Work instructions — Repeat the rows from the line with "circuit-title[interactable]: 程序运行指示灯 [778, 153, 866, 165]" to the line with "pin-name[interactable]: PB6 [383, 66, 390, 108]", inclusive.

Entries taken from a collection:
※

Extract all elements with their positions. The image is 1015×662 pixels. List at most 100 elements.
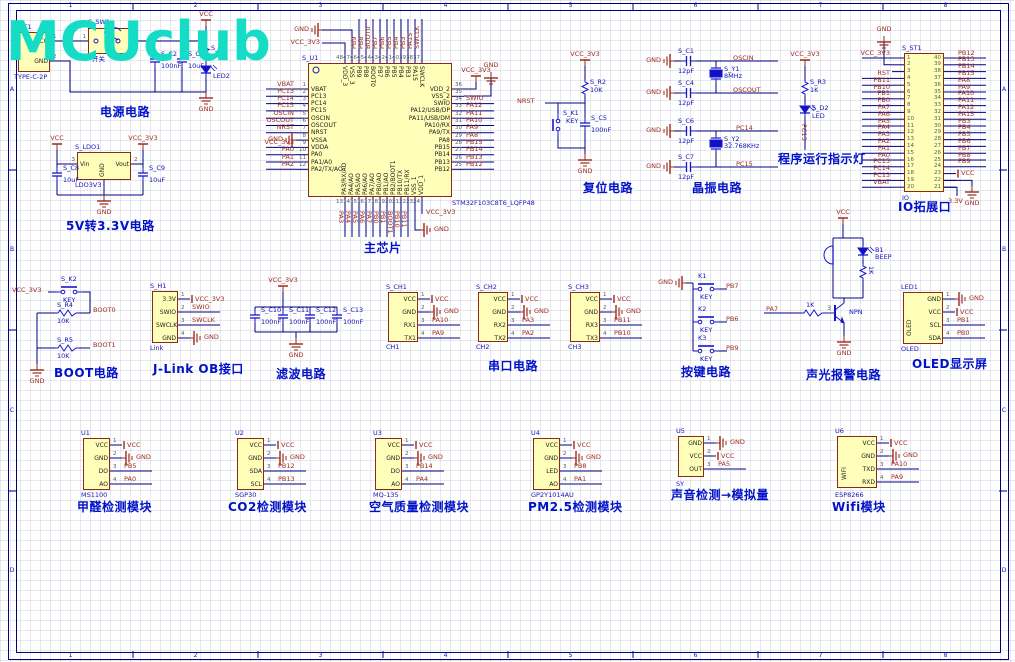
circuit-title[interactable]: 程序运行指示灯 [778, 153, 866, 165]
pin-number[interactable]: 27 [455, 147, 462, 154]
value[interactable]: 8MHz [724, 73, 742, 80]
pin-name[interactable]: VDD_1 [418, 151, 425, 195]
pin-name[interactable]: PC15 [311, 107, 326, 114]
pin-number[interactable]: 1 [113, 438, 117, 445]
net-label-OSCIN[interactable]: OSCIN [733, 55, 754, 62]
value[interactable]: 12pF [678, 174, 694, 181]
pin-number[interactable]: 4 [946, 331, 950, 338]
pin-number[interactable]: 3 [511, 318, 515, 325]
circuit-title[interactable]: 晶振电路 [692, 182, 742, 194]
ref-des[interactable]: S_R2 [590, 79, 606, 86]
pin-name[interactable]: PB6 [383, 66, 390, 108]
net-label-PB1[interactable]: PB1 [957, 316, 970, 324]
net-label-PA5[interactable]: PA5 [351, 211, 359, 241]
power-port-gnd[interactable]: GND [903, 452, 918, 459]
pin-name[interactable]: VDD_3 [341, 66, 348, 108]
pin-name[interactable]: SWCLK [156, 322, 177, 329]
net-label-SWCLK[interactable]: SWCLK [192, 316, 215, 324]
resistor[interactable] [801, 309, 825, 317]
pin-name[interactable]: AO [537, 481, 558, 488]
circuit-title[interactable]: 滤波电路 [276, 368, 326, 380]
net-label-PA6[interactable]: PA6 [358, 211, 366, 241]
power-port-gnd[interactable]: GND [864, 26, 904, 33]
pin-name[interactable]: 3.3V [156, 296, 176, 303]
value[interactable]: KEY [63, 297, 75, 304]
pin-name[interactable]: VCC [682, 453, 702, 460]
net-label-PB10[interactable]: PB10 [614, 329, 631, 337]
pin-name[interactable]: BOOT0 [369, 66, 376, 108]
net-label-PB5[interactable]: PB5 [124, 462, 137, 470]
resistor[interactable] [55, 309, 79, 317]
power-port-gnd[interactable]: GND [276, 352, 316, 359]
pin-name[interactable]: PA5/AO [355, 151, 362, 195]
pin-number[interactable]: 3 [880, 462, 884, 469]
value[interactable]: 10K [590, 87, 603, 94]
pin-name[interactable]: RX1 [392, 322, 416, 329]
circuit-title[interactable]: 声光报警电路 [806, 369, 881, 381]
pin-number[interactable]: 4 [405, 477, 409, 484]
pin-number[interactable]: 4 [603, 331, 607, 338]
value[interactable]: 10K [57, 353, 70, 360]
pin-number[interactable]: 4 [511, 331, 515, 338]
pin-number[interactable]: 4 [181, 331, 185, 338]
pin-number[interactable]: 10 [292, 147, 306, 154]
key-icon[interactable] [709, 319, 715, 325]
part-name[interactable]: OLED [901, 346, 919, 353]
pin-name[interactable]: TX2 [482, 335, 506, 342]
key-icon[interactable] [555, 118, 561, 124]
pin-number[interactable]: 20 [907, 184, 914, 191]
pin-number[interactable]: 1 [880, 436, 884, 443]
pin-number[interactable]: 3 [421, 318, 425, 325]
power-port-gnd[interactable]: GND [204, 334, 219, 341]
ref-des[interactable]: S_C11 [289, 307, 309, 314]
part-name[interactable]: ESP8266 [835, 492, 864, 499]
value[interactable]: LED2 [213, 73, 230, 80]
net-label-PA9[interactable]: PA9 [432, 329, 444, 337]
pin-number[interactable]: 5 [292, 111, 307, 118]
circuit-title[interactable]: OLED显示屏 [912, 358, 988, 370]
power-port-vcc_3v3[interactable]: VCC_3V3 [113, 135, 173, 142]
pin-number[interactable]: 2 [511, 305, 515, 312]
pin-number[interactable]: 3 [563, 464, 567, 471]
power-port-gnd[interactable]: GND [186, 106, 226, 113]
pin-name[interactable]: RX3 [574, 322, 598, 329]
pin-name[interactable]: DO [379, 468, 400, 475]
pin-number[interactable]: 4 [563, 477, 567, 484]
power-port-gnd[interactable]: GND [565, 168, 605, 175]
pin-number[interactable]: 31 [455, 118, 462, 125]
pin-name[interactable]: PB10/TX [397, 151, 404, 195]
pin-number[interactable]: 37 [410, 55, 420, 62]
circuit-title[interactable]: IO拓展口 [898, 201, 951, 213]
pin-number[interactable]: 3 [61, 157, 76, 164]
pin-name[interactable]: PB2/BOOT1 [390, 151, 397, 195]
pin-name[interactable]: SDA [907, 335, 941, 342]
pin-name[interactable]: GND [241, 455, 262, 462]
ref-des[interactable]: S_C9 [149, 165, 165, 172]
pin-name[interactable]: PA11/USB/DM [390, 115, 450, 122]
net-label-VCC[interactable]: VCC [960, 308, 974, 316]
key-icon[interactable] [697, 286, 703, 292]
net-label-BOOT1[interactable]: BOOT1 [93, 342, 116, 349]
pin-name[interactable]: GND [87, 455, 108, 462]
power-port-vcc_3v3[interactable]: VCC_3V3 [775, 51, 835, 58]
ref-des[interactable]: S_C6 [678, 118, 694, 125]
led-icon[interactable] [857, 247, 869, 256]
ref-des[interactable]: S_C8 [63, 165, 79, 172]
net-label-PA2[interactable]: PA2 [522, 329, 534, 337]
pin-name[interactable]: SWCLK [418, 66, 425, 108]
part-name[interactable]: SGP30 [235, 492, 256, 499]
ref-des[interactable]: S_C13 [343, 307, 363, 314]
circuit-title[interactable]: 按键电路 [681, 366, 731, 378]
value[interactable]: 12pF [678, 138, 694, 145]
value[interactable]: KEY [700, 356, 712, 363]
pin-name[interactable]: VCC [841, 440, 875, 447]
net-label-PC13[interactable]: PC13 [800, 124, 808, 152]
pin-name[interactable]: TXD [841, 466, 875, 473]
ref-des[interactable]: S_C7 [678, 154, 694, 161]
pin-number[interactable]: 32 [455, 111, 462, 118]
pin-number[interactable]: 3 [292, 96, 307, 103]
net-label-PB0[interactable]: PB0 [372, 211, 380, 241]
pin-name[interactable]: GND [156, 335, 176, 342]
buzzer[interactable] [823, 245, 834, 265]
pin-name[interactable]: OUT [682, 466, 702, 473]
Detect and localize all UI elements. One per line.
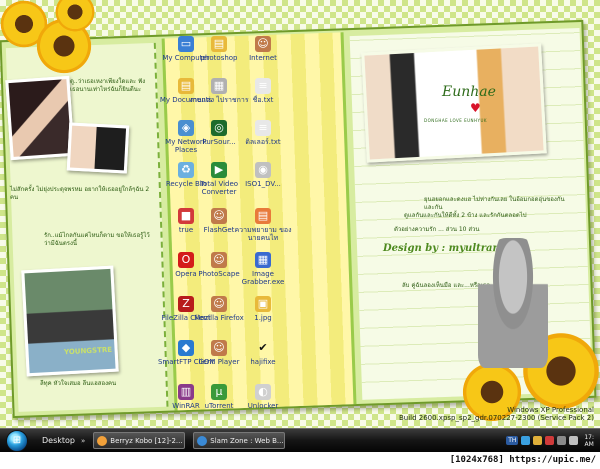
photo-image: [69, 125, 127, 171]
left-caption-3: รัก..แม้ไกลกันแค่ไหนก็ตาม ขอให้เธอรู้ไว้…: [44, 232, 150, 247]
right-text-2: ดูแลกันและกันให้ดีทั้ง 2 ข้าง และรักกันต…: [404, 212, 527, 219]
utorrent-icon: µ: [211, 384, 227, 400]
internet-shortcut[interactable]: ☺ Internet: [232, 36, 294, 62]
photoscape-icon: ☺: [211, 252, 227, 268]
taskbar: ⊞ Desktop » Berryz Kobo [12]-2... Slam Z…: [0, 428, 600, 452]
text-file-icon: ≡: [255, 78, 271, 94]
resolution-caption: [1024x768] https://upic.me/: [449, 455, 596, 465]
photo-image: [24, 268, 116, 374]
task-label: Slam Zone : Web B...: [210, 436, 284, 445]
total-video-converter-icon: ▶: [211, 162, 227, 178]
wallpaper-script-title: Eunhae: [442, 84, 496, 100]
clock[interactable]: 17: AM: [584, 434, 594, 448]
thai-folder-icon: ▦: [211, 78, 227, 94]
flashget-icon: ☺: [211, 208, 227, 224]
text-file-2-shortcut[interactable]: ≡ ดิลเลอร์.txt: [232, 120, 294, 146]
desktop-wallpaper: YOUNGSTRE ดู..ว่าเธอเหงาเพียงใดและ ฟังเธ…: [0, 0, 600, 428]
hajifixe-icon: ✔: [258, 341, 268, 354]
image-grabber-icon: ▦: [255, 252, 271, 268]
jpg-file-shortcut[interactable]: ▣ 1.jpg: [232, 296, 294, 322]
browser-icon: [97, 435, 108, 446]
language-icon[interactable]: TH: [506, 436, 519, 445]
tray-app-icon-4[interactable]: [557, 436, 567, 445]
desktop-toolbar-label[interactable]: Desktop: [42, 436, 75, 445]
tray-app-icon-3[interactable]: [545, 436, 555, 445]
tray-app-icon-2[interactable]: [533, 436, 543, 445]
icon-label: 1.jpg: [254, 314, 272, 322]
mozilla-firefox-icon: ☺: [211, 296, 227, 312]
left-caption-1: ดู..ว่าเธอเหงาเพียงใดและ ฟังเธอนานเท่าไห…: [70, 78, 146, 93]
icon-label: ชื่อ.txt: [252, 96, 274, 104]
iso-file-shortcut[interactable]: ◉ ISO1_DV...: [232, 162, 294, 188]
wallpaper-photo-middle: [66, 122, 130, 174]
clock-period: AM: [584, 440, 594, 448]
sunflower-decoration: [55, 0, 95, 32]
right-text-1: ยุนฮยอกและดงแฮ ไม่ห่างกันเลย ในอ้อมกอดอุ…: [424, 196, 565, 211]
photo-image: [8, 79, 72, 157]
wallpaper-photo-couple: [361, 43, 547, 163]
right-text-3: ตัวอย่างความรัก ... ส่วน 10 ส่วน: [394, 226, 480, 233]
system-tray: TH 17: AM: [506, 434, 600, 448]
text-file-shortcut[interactable]: ≡ ชื่อ.txt: [232, 78, 294, 104]
icon-label: ความพยายาม ของนายคนไท: [234, 226, 292, 242]
internet-icon: ☺: [255, 36, 271, 52]
icon-label: Internet: [249, 54, 277, 62]
icon-label: ISO1_DV...: [245, 180, 281, 188]
hajifixe-shortcut[interactable]: ✔ hajifixe: [232, 340, 294, 366]
os-build: Build 2600.xpsp_sp2_gdr.070227-2300 (Ser…: [398, 414, 594, 422]
text-file-2-icon: ≡: [255, 120, 271, 136]
task-button-slam-zone[interactable]: Slam Zone : Web B...: [193, 432, 286, 449]
wallpaper-subtitle: DONGHAE LOVE EUNHYUK: [424, 118, 488, 123]
icon-label: Image Grabber.exe: [241, 270, 285, 286]
heart-icon: ♥: [470, 101, 481, 115]
photo-image: [364, 46, 544, 160]
image-grabber-shortcut[interactable]: ▦ Image Grabber.exe: [232, 252, 294, 286]
unlocker-shortcut[interactable]: ◐ Unlocker: [232, 384, 294, 410]
volume-icon[interactable]: [569, 436, 579, 445]
photoshop-icon: ▤: [211, 36, 227, 52]
icon-label: Unlocker: [247, 402, 279, 410]
image-caption-strip: [1024x768] https://upic.me/: [0, 452, 600, 469]
wallpaper-photo-bottom: [21, 265, 119, 377]
iso-file-icon: ◉: [255, 162, 271, 178]
thai-doc-icon: ▤: [255, 208, 271, 224]
jpg-file-icon: ▣: [255, 296, 271, 312]
pursour-icon: ◎: [211, 120, 227, 136]
gom-player-icon: ☺: [211, 340, 227, 356]
wallpaper-photo-top: [5, 75, 75, 161]
left-caption-2: ไม่สักครั้ง ไม่ยุ่งประดุจพรหม อยากให้เธอ…: [10, 186, 150, 201]
chevron-right-icon[interactable]: »: [81, 437, 85, 445]
os-version-watermark: Windows XP Professional Build 2600.xpsp_…: [399, 406, 594, 422]
unlocker-icon: ◐: [255, 384, 271, 400]
icon-label: ดิลเลอร์.txt: [245, 138, 281, 146]
browser-icon: [197, 435, 208, 446]
start-button[interactable]: ⊞: [6, 429, 28, 452]
left-caption-4: ลีทุค หัวใจเสมอ ลีนแฮสองคน: [40, 380, 117, 387]
os-name: Windows XP Professional: [507, 406, 594, 414]
icon-label: hajifixe: [250, 358, 276, 366]
tray-icons: TH: [506, 436, 579, 445]
tray-app-icon-1[interactable]: [521, 436, 531, 445]
task-button-berryz[interactable]: Berryz Kobo [12]-2...: [93, 432, 186, 449]
task-label: Berryz Kobo [12]-2...: [110, 436, 183, 445]
thai-doc-shortcut[interactable]: ▤ ความพยายาม ของนายคนไท: [232, 208, 294, 242]
hoodie-figure: [478, 238, 548, 368]
clock-time: 17:: [584, 433, 594, 441]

※

Response below —
circuit-title[interactable]: 程序运行指示灯 [778, 153, 866, 165]
pin-number[interactable]: 27 [455, 147, 462, 154]
value[interactable]: 8MHz [724, 73, 742, 80]
pin-name[interactable]: VDD_1 [418, 151, 425, 195]
pin-name[interactable]: PC15 [311, 107, 326, 114]
pin-number[interactable]: 1 [113, 438, 117, 445]
net-label-OSCIN[interactable]: OSCIN [733, 55, 754, 62]
value[interactable]: 12pF [678, 174, 694, 181]
pin-number[interactable]: 4 [946, 331, 950, 338]
pin-number[interactable]: 3 [511, 318, 515, 325]
circuit-title[interactable]: 晶振电路 [692, 182, 742, 194]
ref-des[interactable]: S_R2 [590, 79, 606, 86]
pin-name[interactable]: PB6 [383, 66, 390, 108]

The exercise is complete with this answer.